* begin Given data *

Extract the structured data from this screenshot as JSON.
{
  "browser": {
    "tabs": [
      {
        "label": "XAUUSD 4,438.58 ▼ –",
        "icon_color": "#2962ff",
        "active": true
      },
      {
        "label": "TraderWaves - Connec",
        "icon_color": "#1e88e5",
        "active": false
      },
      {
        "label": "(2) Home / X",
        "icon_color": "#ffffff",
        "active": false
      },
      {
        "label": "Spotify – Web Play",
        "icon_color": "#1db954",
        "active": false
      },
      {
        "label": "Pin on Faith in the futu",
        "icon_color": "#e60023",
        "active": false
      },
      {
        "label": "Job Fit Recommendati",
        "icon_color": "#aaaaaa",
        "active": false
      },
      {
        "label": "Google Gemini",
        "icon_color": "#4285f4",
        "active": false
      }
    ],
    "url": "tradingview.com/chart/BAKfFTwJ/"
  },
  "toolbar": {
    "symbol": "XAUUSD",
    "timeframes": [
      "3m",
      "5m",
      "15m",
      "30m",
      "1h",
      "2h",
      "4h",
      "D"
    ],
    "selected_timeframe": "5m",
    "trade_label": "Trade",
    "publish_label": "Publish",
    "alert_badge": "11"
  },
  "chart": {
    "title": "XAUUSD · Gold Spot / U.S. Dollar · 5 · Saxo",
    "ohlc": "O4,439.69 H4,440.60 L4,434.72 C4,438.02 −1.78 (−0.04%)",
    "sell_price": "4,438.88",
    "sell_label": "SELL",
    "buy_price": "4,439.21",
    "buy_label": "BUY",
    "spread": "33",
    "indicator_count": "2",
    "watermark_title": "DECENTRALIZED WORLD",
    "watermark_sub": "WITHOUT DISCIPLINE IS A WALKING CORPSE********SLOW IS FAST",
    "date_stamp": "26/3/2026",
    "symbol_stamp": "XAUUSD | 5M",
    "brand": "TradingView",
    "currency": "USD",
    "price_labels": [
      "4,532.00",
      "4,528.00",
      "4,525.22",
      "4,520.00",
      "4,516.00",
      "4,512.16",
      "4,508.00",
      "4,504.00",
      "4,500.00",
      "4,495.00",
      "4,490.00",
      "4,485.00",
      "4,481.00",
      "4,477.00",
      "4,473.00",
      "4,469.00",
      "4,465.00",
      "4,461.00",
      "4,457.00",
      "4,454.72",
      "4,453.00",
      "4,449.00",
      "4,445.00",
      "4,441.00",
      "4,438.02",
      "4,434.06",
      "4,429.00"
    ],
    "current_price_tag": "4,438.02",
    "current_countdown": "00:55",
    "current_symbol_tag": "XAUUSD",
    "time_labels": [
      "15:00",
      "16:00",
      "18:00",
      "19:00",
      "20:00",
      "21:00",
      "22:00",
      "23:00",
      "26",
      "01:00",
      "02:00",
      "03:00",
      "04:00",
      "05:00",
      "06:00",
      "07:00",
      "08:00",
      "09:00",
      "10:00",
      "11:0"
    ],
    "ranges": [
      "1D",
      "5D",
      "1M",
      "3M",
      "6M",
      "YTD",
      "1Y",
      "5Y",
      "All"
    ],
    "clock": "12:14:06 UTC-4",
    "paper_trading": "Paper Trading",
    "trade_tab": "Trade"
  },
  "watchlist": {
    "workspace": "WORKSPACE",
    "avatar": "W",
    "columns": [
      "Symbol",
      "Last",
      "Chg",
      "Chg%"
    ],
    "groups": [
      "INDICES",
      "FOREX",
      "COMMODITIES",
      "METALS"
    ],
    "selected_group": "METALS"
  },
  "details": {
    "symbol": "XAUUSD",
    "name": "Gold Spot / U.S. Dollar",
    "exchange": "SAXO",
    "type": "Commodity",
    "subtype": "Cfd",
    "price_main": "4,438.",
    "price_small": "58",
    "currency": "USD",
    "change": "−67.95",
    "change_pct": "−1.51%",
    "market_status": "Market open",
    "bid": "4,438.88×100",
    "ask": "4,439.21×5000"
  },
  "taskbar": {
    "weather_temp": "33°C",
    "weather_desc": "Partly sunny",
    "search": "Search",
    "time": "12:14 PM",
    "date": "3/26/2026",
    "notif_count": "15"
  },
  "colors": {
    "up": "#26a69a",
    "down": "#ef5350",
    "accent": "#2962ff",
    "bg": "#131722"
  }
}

* end Given data *

▶ [What you are asked to do] Every entry should be printed again exactly as written.

▶ [Answer]
Extract the structured data from this screenshot as JSON.
{
  "browser": {
    "tabs": [
      {
        "label": "XAUUSD 4,438.58 ▼ –",
        "icon_color": "#2962ff",
        "active": true
      },
      {
        "label": "TraderWaves - Connec",
        "icon_color": "#1e88e5",
        "active": false
      },
      {
        "label": "(2) Home / X",
        "icon_color": "#ffffff",
        "active": false
      },
      {
        "label": "Spotify – Web Play",
        "icon_color": "#1db954",
        "active": false
      },
      {
        "label": "Pin on Faith in the futu",
        "icon_color": "#e60023",
        "active": false
      },
      {
        "label": "Job Fit Recommendati",
        "icon_color": "#aaaaaa",
        "active": false
      },
      {
        "label": "Google Gemini",
        "icon_color": "#4285f4",
        "active": false
      }
    ],
    "url": "tradingview.com/chart/BAKfFTwJ/"
  },
  "toolbar": {
    "symbol": "XAUUSD",
    "timeframes": [
      "3m",
      "5m",
      "15m",
      "30m",
      "1h",
      "2h",
      "4h",
      "D"
    ],
    "selected_timeframe": "5m",
    "trade_label": "Trade",
    "publish_label": "Publish",
    "alert_badge": "11"
  },
  "chart": {
    "title": "XAUUSD · Gold Spot / U.S. Dollar · 5 · Saxo",
    "ohlc": "O4,439.69 H4,440.60 L4,434.72 C4,438.02 −1.78 (−0.04%)",
    "sell_price": "4,438.88",
    "sell_label": "SELL",
    "buy_price": "4,439.21",
    "buy_label": "BUY",
    "spread": "33",
    "indicator_count": "2",
    "watermark_title": "DECENTRALIZED WORLD",
    "watermark_sub": "WITHOUT DISCIPLINE IS A WALKING CORPSE********SLOW IS FAST",
    "date_stamp": "26/3/2026",
    "symbol_stamp": "XAUUSD | 5M",
    "brand": "TradingView",
    "currency": "USD",
    "price_labels": [
      "4,532.00",
      "4,528.00",
      "4,525.22",
      "4,520.00",
      "4,516.00",
      "4,512.16",
      "4,508.00",
      "4,504.00",
      "4,500.00",
      "4,495.00",
      "4,490.00",
      "4,485.00",
      "4,481.00",
      "4,477.00",
      "4,473.00",
      "4,469.00",
      "4,465.00",
      "4,461.00",
      "4,457.00",
      "4,454.72",
      "4,453.00",
      "4,449.00",
      "4,445.00",
      "4,441.00",
      "4,438.02",
      "4,434.06",
      "4,429.00"
    ],
    "current_price_tag": "4,438.02",
    "current_countdown": "00:55",
    "current_symbol_tag": "XAUUSD",
    "time_labels": [
      "15:00",
      "16:00",
      "18:00",
      "19:00",
      "20:00",
      "21:00",
      "22:00",
      "23:00",
      "26",
      "01:00",
      "02:00",
      "03:00",
      "04:00",
      "05:00",
      "06:00",
      "07:00",
      "08:00",
      "09:00",
      "10:00",
      "11:0"
    ],
    "ranges": [
      "1D",
      "5D",
      "1M",
      "3M",
      "6M",
      "YTD",
      "1Y",
      "5Y",
      "All"
    ],
    "clock": "12:14:06 UTC-4",
    "paper_trading": "Paper Trading",
    "trade_tab": "Trade"
  },
  "watchlist": {
    "workspace": "WORKSPACE",
    "avatar": "W",
    "columns": [
      "Symbol",
      "Last",
      "Chg",
      "Chg%"
    ],
    "groups": [
      "INDICES",
      "FOREX",
      "COMMODITIES",
      "METALS"
    ],
    "selected_group": "METALS"
  },
  "details": {
    "symbol": "XAUUSD",
    "name": "Gold Spot / U.S. Dollar",
    "exchange": "SAXO",
    "type": "Commodity",
    "subtype": "Cfd",
    "price_main": "4,438.",
    "price_small": "58",
    "currency": "USD",
    "change": "−67.95",
    "change_pct": "−1.51%",
    "market_status": "Market open",
    "bid": "4,438.88×100",
    "ask": "4,439.21×5000"
  },
  "taskbar": {
    "weather_temp": "33°C",
    "weather_desc": "Partly sunny",
    "search": "Search",
    "time": "12:14 PM",
    "date": "3/26/2026",
    "notif_count": "15"
  },
  "colors": {
    "up": "#26a69a",
    "down": "#ef5350",
    "accent": "#2962ff",
    "bg": "#131722"
  }
}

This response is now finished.